● **INSTRUCTIONS TO FOLLOW**
Write out the data below in full, unchanged, minus the images.

(Dataset entries)
=-=-=
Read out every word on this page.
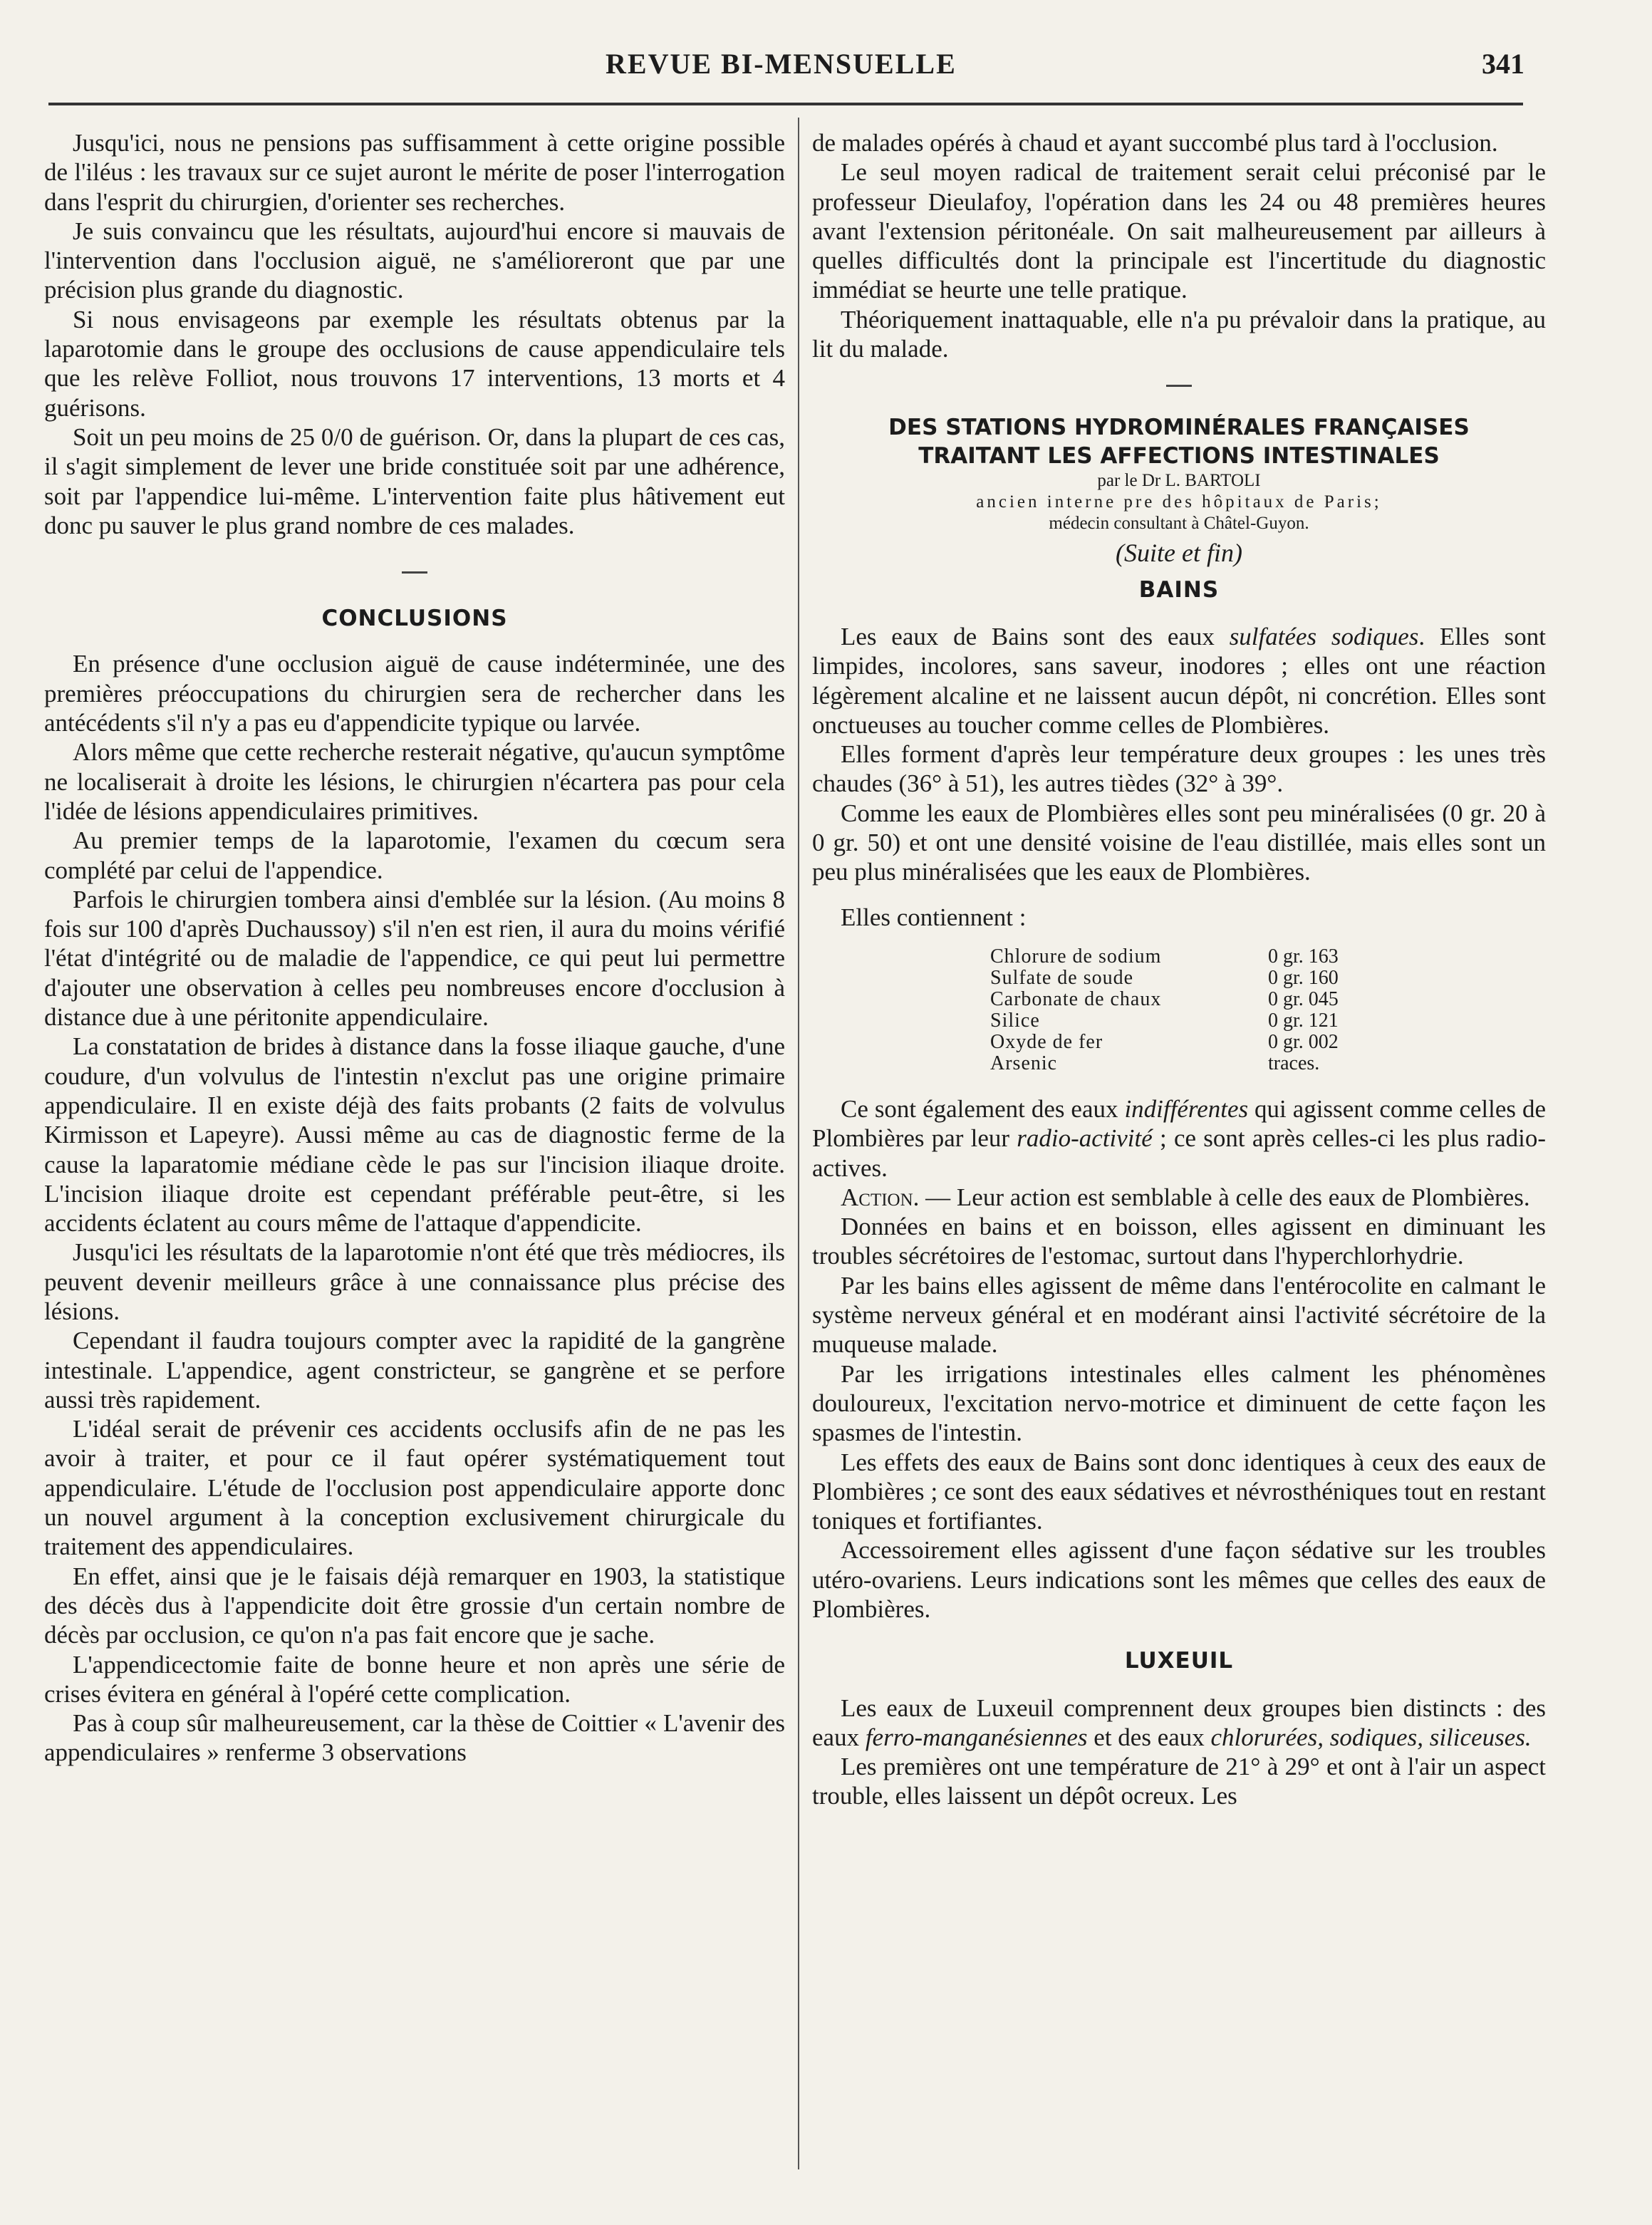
REVUE BI-MENSUELLE	341

Jusqu'ici, nous ne pensions pas suffisamment à cette origine possible de l'iléus : les travaux sur ce sujet auront le mérite de poser l'interrogation dans l'esprit du chirurgien, d'orienter ses recherches.

Je suis convaincu que les résultats, aujourd'hui encore si mauvais de l'intervention dans l'occlusion aiguë, ne s'amélioreront que par une précision plus grande du diagnostic.

Si nous envisageons par exemple les résultats obtenus par la laparotomie dans le groupe des occlusions de cause appendiculaire tels que les relève Folliot, nous trouvons 17 interventions, 13 morts et 4 guérisons.

Soit un peu moins de 25 0/0 de guérison. Or, dans la plupart de ces cas, il s'agit simplement de lever une bride constituée soit par une adhérence, soit par l'appendice lui-même. L'intervention faite plus hâtivement eut donc pu sauver le plus grand nombre de ces malades.

CONCLUSIONS

En présence d'une occlusion aiguë de cause indéterminée, une des premières préoccupations du chirurgien sera de rechercher dans les antécédents s'il n'y a pas eu d'appendicite typique ou larvée.

Alors même que cette recherche resterait négative, qu'aucun symptôme ne localiserait à droite les lésions, le chirurgien n'écartera pas pour cela l'idée de lésions appendiculaires primitives.

Au premier temps de la laparotomie, l'examen du cœcum sera complété par celui de l'appendice.

Parfois le chirurgien tombera ainsi d'emblée sur la lésion. (Au moins 8 fois sur 100 d'après Duchaussoy) s'il n'en est rien, il aura du moins vérifié l'état d'intégrité ou de maladie de l'appendice, ce qui peut lui permettre d'ajouter une observation à celles peu nombreuses encore d'occlusion à distance due à une péritonite appendiculaire.

La constatation de brides à distance dans la fosse iliaque gauche, d'une coudure, d'un volvulus de l'intestin n'exclut pas une origine primaire appendiculaire. Il en existe déjà des faits probants (2 faits de volvulus Kirmisson et Lapeyre). Aussi même au cas de diagnostic ferme de la cause la laparatomie médiane cède le pas sur l'incision iliaque droite. L'incision iliaque droite est cependant préférable peut-être, si les accidents éclatent au cours même de l'attaque d'appendicite.

Jusqu'ici les résultats de la laparotomie n'ont été que très médiocres, ils peuvent devenir meilleurs grâce à une connaissance plus précise des lésions.

Cependant il faudra toujours compter avec la rapidité de la gangrène intestinale. L'appendice, agent constricteur, se gangrène et se perfore aussi très rapidement.

L'idéal serait de prévenir ces accidents occlusifs afin de ne pas les avoir à traiter, et pour ce il faut opérer systématiquement tout appendiculaire. L'étude de l'occlusion post appendiculaire apporte donc un nouvel argument à la conception exclusivement chirurgicale du traitement des appendiculaires.

En effet, ainsi que je le faisais déjà remarquer en 1903, la statistique des décès dus à l'appendicite doit être grossie d'un certain nombre de décès par occlusion, ce qu'on n'a pas fait encore que je sache.

L'appendicectomie faite de bonne heure et non après une série de crises évitera en général à l'opéré cette complication.

Pas à coup sûr malheureusement, car la thèse de Coittier « L'avenir des appendiculaires » renferme 3 observations

de malades opérés à chaud et ayant succombé plus tard à l'occlusion.

Le seul moyen radical de traitement serait celui préconisé par le professeur Dieulafoy, l'opération dans les 24 ou 48 premières heures avant l'extension péritonéale. On sait malheureusement par ailleurs à quelles difficultés dont la principale est l'incertitude du diagnostic immédiat se heurte une telle pratique.

Théoriquement inattaquable, elle n'a pu prévaloir dans la pratique, au lit du malade.

DES STATIONS HYDROMINÉRALES FRANÇAISES
TRAITANT LES AFFECTIONS INTESTINALES
par le Dr L. BARTOLI
ancien interne pre des hôpitaux de Paris;
médecin consultant à Châtel-Guyon.
(Suite et fin)
BAINS

Les eaux de Bains sont des eaux sulfatées sodiques. Elles sont limpides, incolores, sans saveur, inodores ; elles ont une réaction légèrement alcaline et ne laissent aucun dépôt, ni concrétion. Elles sont onctueuses au toucher comme celles de Plombières.

Elles forment d'après leur température deux groupes : les unes très chaudes (36° à 51), les autres tièdes (32° à 39°.

Comme les eaux de Plombières elles sont peu minéralisées (0 gr. 20 à 0 gr. 50) et ont une densité voisine de l'eau distillée, mais elles sont un peu plus minéralisées que les eaux de Plombières.

Elles contiennent :

Chlorure de sodium	0 gr. 163
Sulfate de soude	0 gr. 160
Carbonate de chaux	0 gr. 045
Silice	0 gr. 121
Oxyde de fer	0 gr. 002
Arsenic	traces.

Ce sont également des eaux indifférentes qui agissent comme celles de Plombières par leur radio-activité ; ce sont après celles-ci les plus radio-actives.

Action. — Leur action est semblable à celle des eaux de Plombières.

Données en bains et en boisson, elles agissent en diminuant les troubles sécrétoires de l'estomac, surtout dans l'hyperchlorhydrie.

Par les bains elles agissent de même dans l'entérocolite en calmant le système nerveux général et en modérant ainsi l'activité sécrétoire de la muqueuse malade.

Par les irrigations intestinales elles calment les phénomènes douloureux, l'excitation nervo-motrice et diminuent de cette façon les spasmes de l'intestin.

Les effets des eaux de Bains sont donc identiques à ceux des eaux de Plombières ; ce sont des eaux sédatives et névrosthéniques tout en restant toniques et fortifiantes.

Accessoirement elles agissent d'une façon sédative sur les troubles utéro-ovariens. Leurs indications sont les mêmes que celles des eaux de Plombières.

LUXEUIL

Les eaux de Luxeuil comprennent deux groupes bien distincts : des eaux ferro-manganésiennes et des eaux chlorurées, sodiques, siliceuses.

Les premières ont une température de 21° à 29° et ont à l'air un aspect trouble, elles laissent un dépôt ocreux. Les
=-=-=
● **EXERCISE ANSWER**
Read out every word on this page.
REVUE BI-MENSUELLE	341

Jusqu'ici, nous ne pensions pas suffisamment à cette origine possible de l'iléus : les travaux sur ce sujet auront le mérite de poser l'interrogation dans l'esprit du chirurgien, d'orienter ses recherches.

Je suis convaincu que les résultats, aujourd'hui encore si mauvais de l'intervention dans l'occlusion aiguë, ne s'amélioreront que par une précision plus grande du diagnostic.

Si nous envisageons par exemple les résultats obtenus par la laparotomie dans le groupe des occlusions de cause appendiculaire tels que les relève Folliot, nous trouvons 17 interventions, 13 morts et 4 guérisons.

Soit un peu moins de 25 0/0 de guérison. Or, dans la plupart de ces cas, il s'agit simplement de lever une bride constituée soit par une adhérence, soit par l'appendice lui-même. L'intervention faite plus hâtivement eut donc pu sauver le plus grand nombre de ces malades.

CONCLUSIONS

En présence d'une occlusion aiguë de cause indéterminée, une des premières préoccupations du chirurgien sera de rechercher dans les antécédents s'il n'y a pas eu d'appendicite typique ou larvée.

Alors même que cette recherche resterait négative, qu'aucun symptôme ne localiserait à droite les lésions, le chirurgien n'écartera pas pour cela l'idée de lésions appendiculaires primitives.

Au premier temps de la laparotomie, l'examen du cœcum sera complété par celui de l'appendice.

Parfois le chirurgien tombera ainsi d'emblée sur la lésion. (Au moins 8 fois sur 100 d'après Duchaussoy) s'il n'en est rien, il aura du moins vérifié l'état d'intégrité ou de maladie de l'appendice, ce qui peut lui permettre d'ajouter une observation à celles peu nombreuses encore d'occlusion à distance due à une péritonite appendiculaire.

La constatation de brides à distance dans la fosse iliaque gauche, d'une coudure, d'un volvulus de l'intestin n'exclut pas une origine primaire appendiculaire. Il en existe déjà des faits probants (2 faits de volvulus Kirmisson et Lapeyre). Aussi même au cas de diagnostic ferme de la cause la laparatomie médiane cède le pas sur l'incision iliaque droite. L'incision iliaque droite est cependant préférable peut-être, si les accidents éclatent au cours même de l'attaque d'appendicite.

Jusqu'ici les résultats de la laparotomie n'ont été que très médiocres, ils peuvent devenir meilleurs grâce à une connaissance plus précise des lésions.

Cependant il faudra toujours compter avec la rapidité de la gangrène intestinale. L'appendice, agent constricteur, se gangrène et se perfore aussi très rapidement.

L'idéal serait de prévenir ces accidents occlusifs afin de ne pas les avoir à traiter, et pour ce il faut opérer systématiquement tout appendiculaire. L'étude de l'occlusion post appendiculaire apporte donc un nouvel argument à la conception exclusivement chirurgicale du traitement des appendiculaires.

En effet, ainsi que je le faisais déjà remarquer en 1903, la statistique des décès dus à l'appendicite doit être grossie d'un certain nombre de décès par occlusion, ce qu'on n'a pas fait encore que je sache.

L'appendicectomie faite de bonne heure et non après une série de crises évitera en général à l'opéré cette complication.

Pas à coup sûr malheureusement, car la thèse de Coittier « L'avenir des appendiculaires » renferme 3 observations

de malades opérés à chaud et ayant succombé plus tard à l'occlusion.

Le seul moyen radical de traitement serait celui préconisé par le professeur Dieulafoy, l'opération dans les 24 ou 48 premières heures avant l'extension péritonéale. On sait malheureusement par ailleurs à quelles difficultés dont la principale est l'incertitude du diagnostic immédiat se heurte une telle pratique.

Théoriquement inattaquable, elle n'a pu prévaloir dans la pratique, au lit du malade.

DES STATIONS HYDROMINÉRALES FRANÇAISES
TRAITANT LES AFFECTIONS INTESTINALES
par le Dr L. BARTOLI
ancien interne pre des hôpitaux de Paris;
médecin consultant à Châtel-Guyon.
(Suite et fin)
BAINS

Les eaux de Bains sont des eaux sulfatées sodiques. Elles sont limpides, incolores, sans saveur, inodores ; elles ont une réaction légèrement alcaline et ne laissent aucun dépôt, ni concrétion. Elles sont onctueuses au toucher comme celles de Plombières.

Elles forment d'après leur température deux groupes : les unes très chaudes (36° à 51), les autres tièdes (32° à 39°.

Comme les eaux de Plombières elles sont peu minéralisées (0 gr. 20 à 0 gr. 50) et ont une densité voisine de l'eau distillée, mais elles sont un peu plus minéralisées que les eaux de Plombières.

Elles contiennent :

Chlorure de sodium	0 gr. 163
Sulfate de soude	0 gr. 160
Carbonate de chaux	0 gr. 045
Silice	0 gr. 121
Oxyde de fer	0 gr. 002
Arsenic	traces.

Ce sont également des eaux indifférentes qui agissent comme celles de Plombières par leur radio-activité ; ce sont après celles-ci les plus radio-actives.

Action. — Leur action est semblable à celle des eaux de Plombières.

Données en bains et en boisson, elles agissent en diminuant les troubles sécrétoires de l'estomac, surtout dans l'hyperchlorhydrie.

Par les bains elles agissent de même dans l'entérocolite en calmant le système nerveux général et en modérant ainsi l'activité sécrétoire de la muqueuse malade.

Par les irrigations intestinales elles calment les phénomènes douloureux, l'excitation nervo-motrice et diminuent de cette façon les spasmes de l'intestin.

Les effets des eaux de Bains sont donc identiques à ceux des eaux de Plombières ; ce sont des eaux sédatives et névrosthéniques tout en restant toniques et fortifiantes.

Accessoirement elles agissent d'une façon sédative sur les troubles utéro-ovariens. Leurs indications sont les mêmes que celles des eaux de Plombières.

LUXEUIL

Les eaux de Luxeuil comprennent deux groupes bien distincts : des eaux ferro-manganésiennes et des eaux chlorurées, sodiques, siliceuses.

Les premières ont une température de 21° à 29° et ont à l'air un aspect trouble, elles laissent un dépôt ocreux. Les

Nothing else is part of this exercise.